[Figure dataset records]
________________________
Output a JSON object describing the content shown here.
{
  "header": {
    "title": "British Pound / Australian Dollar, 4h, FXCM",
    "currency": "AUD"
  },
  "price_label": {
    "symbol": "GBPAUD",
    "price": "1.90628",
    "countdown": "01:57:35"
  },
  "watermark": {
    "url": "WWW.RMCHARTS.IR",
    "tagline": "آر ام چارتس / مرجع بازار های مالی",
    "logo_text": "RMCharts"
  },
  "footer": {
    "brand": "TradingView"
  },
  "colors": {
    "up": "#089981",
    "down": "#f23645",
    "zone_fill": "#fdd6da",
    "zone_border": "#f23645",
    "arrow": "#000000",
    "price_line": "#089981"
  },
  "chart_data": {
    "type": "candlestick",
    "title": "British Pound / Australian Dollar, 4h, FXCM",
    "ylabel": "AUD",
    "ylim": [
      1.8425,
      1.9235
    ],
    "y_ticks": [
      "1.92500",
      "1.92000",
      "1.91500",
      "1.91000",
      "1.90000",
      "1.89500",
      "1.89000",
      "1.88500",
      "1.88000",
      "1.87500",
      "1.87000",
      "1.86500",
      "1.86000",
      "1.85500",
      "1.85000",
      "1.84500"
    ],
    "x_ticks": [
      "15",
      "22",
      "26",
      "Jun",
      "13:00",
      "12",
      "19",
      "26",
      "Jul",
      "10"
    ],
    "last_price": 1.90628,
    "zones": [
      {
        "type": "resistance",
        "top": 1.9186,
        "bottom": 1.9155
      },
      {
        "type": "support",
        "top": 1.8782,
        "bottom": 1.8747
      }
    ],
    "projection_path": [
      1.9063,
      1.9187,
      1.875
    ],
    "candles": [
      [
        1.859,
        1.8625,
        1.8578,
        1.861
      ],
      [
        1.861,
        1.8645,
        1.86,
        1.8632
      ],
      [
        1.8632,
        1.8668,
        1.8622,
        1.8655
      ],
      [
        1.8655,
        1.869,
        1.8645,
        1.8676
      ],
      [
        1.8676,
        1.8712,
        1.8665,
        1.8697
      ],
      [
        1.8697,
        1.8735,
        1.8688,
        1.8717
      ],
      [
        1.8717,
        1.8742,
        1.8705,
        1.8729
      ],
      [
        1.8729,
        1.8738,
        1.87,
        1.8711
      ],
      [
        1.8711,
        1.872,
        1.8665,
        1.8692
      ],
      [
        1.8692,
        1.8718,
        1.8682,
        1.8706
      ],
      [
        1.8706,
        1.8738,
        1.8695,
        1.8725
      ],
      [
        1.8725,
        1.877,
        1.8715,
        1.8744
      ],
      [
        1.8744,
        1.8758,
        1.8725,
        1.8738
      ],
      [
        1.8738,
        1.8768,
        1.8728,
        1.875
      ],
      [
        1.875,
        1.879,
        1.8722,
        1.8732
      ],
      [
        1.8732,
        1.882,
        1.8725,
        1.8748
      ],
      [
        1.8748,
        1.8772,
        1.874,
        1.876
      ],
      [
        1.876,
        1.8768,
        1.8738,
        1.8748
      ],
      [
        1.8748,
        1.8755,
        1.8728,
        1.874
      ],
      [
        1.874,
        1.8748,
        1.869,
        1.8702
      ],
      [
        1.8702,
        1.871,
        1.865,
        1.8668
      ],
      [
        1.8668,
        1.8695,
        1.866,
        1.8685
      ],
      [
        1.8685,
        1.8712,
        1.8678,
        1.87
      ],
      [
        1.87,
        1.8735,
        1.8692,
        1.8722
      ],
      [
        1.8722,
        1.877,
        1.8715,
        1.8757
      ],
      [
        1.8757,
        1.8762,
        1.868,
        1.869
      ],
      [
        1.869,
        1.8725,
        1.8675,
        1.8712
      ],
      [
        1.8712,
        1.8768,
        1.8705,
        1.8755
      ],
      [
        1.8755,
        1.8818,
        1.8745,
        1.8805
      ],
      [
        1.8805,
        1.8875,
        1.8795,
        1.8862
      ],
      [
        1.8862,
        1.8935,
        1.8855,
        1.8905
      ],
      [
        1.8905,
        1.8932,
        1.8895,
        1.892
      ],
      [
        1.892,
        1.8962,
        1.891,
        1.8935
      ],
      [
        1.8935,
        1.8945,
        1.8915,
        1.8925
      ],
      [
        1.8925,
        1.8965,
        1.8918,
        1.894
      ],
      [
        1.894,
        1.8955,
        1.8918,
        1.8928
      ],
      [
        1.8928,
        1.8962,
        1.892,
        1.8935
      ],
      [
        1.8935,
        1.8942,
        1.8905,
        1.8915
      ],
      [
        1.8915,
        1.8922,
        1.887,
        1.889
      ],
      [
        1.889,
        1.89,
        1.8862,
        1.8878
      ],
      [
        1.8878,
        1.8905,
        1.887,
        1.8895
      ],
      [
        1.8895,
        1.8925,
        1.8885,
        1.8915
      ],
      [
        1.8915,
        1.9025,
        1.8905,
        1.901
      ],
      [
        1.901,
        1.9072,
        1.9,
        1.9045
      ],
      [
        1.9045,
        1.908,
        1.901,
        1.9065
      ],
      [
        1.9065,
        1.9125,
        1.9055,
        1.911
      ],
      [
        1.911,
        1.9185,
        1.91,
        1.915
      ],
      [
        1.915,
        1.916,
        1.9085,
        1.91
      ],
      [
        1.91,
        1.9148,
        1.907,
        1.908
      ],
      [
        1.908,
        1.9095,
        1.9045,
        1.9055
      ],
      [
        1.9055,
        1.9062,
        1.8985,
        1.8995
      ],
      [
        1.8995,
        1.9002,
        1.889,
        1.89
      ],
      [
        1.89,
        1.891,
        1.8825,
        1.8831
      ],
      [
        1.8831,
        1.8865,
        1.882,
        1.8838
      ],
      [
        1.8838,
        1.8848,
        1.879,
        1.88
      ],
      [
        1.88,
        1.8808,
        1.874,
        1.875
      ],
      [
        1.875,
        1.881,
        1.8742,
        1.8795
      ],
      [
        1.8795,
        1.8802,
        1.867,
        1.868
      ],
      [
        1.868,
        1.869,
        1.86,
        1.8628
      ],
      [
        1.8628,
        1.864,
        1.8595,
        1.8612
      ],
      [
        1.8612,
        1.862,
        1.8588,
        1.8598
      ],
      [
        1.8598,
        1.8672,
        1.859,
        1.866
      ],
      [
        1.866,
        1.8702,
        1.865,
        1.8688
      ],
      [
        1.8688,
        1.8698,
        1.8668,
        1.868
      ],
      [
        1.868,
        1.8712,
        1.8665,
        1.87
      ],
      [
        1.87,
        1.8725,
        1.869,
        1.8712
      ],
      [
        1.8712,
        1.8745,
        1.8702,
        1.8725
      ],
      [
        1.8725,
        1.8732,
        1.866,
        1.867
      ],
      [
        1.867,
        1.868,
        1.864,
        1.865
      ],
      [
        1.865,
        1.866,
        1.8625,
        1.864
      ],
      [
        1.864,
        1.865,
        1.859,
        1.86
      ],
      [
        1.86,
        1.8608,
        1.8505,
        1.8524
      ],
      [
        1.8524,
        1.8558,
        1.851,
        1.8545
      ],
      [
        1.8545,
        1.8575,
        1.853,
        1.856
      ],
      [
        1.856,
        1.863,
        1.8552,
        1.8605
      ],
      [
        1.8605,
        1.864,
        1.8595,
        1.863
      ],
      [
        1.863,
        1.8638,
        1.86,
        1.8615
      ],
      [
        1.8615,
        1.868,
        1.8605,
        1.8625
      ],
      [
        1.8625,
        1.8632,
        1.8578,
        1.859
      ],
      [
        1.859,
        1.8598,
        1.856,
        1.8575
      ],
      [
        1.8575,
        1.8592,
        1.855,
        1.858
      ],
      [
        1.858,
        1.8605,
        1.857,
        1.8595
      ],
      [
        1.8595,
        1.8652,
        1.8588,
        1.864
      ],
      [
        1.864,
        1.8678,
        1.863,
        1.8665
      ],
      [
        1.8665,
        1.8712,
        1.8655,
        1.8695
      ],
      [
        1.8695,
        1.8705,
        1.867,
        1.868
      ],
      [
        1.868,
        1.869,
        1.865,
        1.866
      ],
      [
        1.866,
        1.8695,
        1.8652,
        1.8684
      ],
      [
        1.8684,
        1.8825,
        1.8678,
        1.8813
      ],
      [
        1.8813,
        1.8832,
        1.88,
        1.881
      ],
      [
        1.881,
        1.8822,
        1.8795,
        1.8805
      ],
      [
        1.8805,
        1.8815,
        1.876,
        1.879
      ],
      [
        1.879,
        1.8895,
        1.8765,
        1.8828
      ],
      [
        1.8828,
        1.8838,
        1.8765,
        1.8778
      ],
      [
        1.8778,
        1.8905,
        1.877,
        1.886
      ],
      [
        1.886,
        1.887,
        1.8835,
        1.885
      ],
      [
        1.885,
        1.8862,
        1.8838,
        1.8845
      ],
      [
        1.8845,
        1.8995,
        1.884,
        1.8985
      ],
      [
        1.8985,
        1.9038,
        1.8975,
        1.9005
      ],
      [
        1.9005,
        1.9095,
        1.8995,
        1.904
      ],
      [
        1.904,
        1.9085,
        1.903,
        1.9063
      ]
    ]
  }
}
________________________
* **WHAT IS ASKED**:
Lines that hold the word "type" are the ones to return, every one of them.

* **ANSWER FOR THE TASK**:
    "type": "candlestick",
        "type": "resistance",
        "type": "support",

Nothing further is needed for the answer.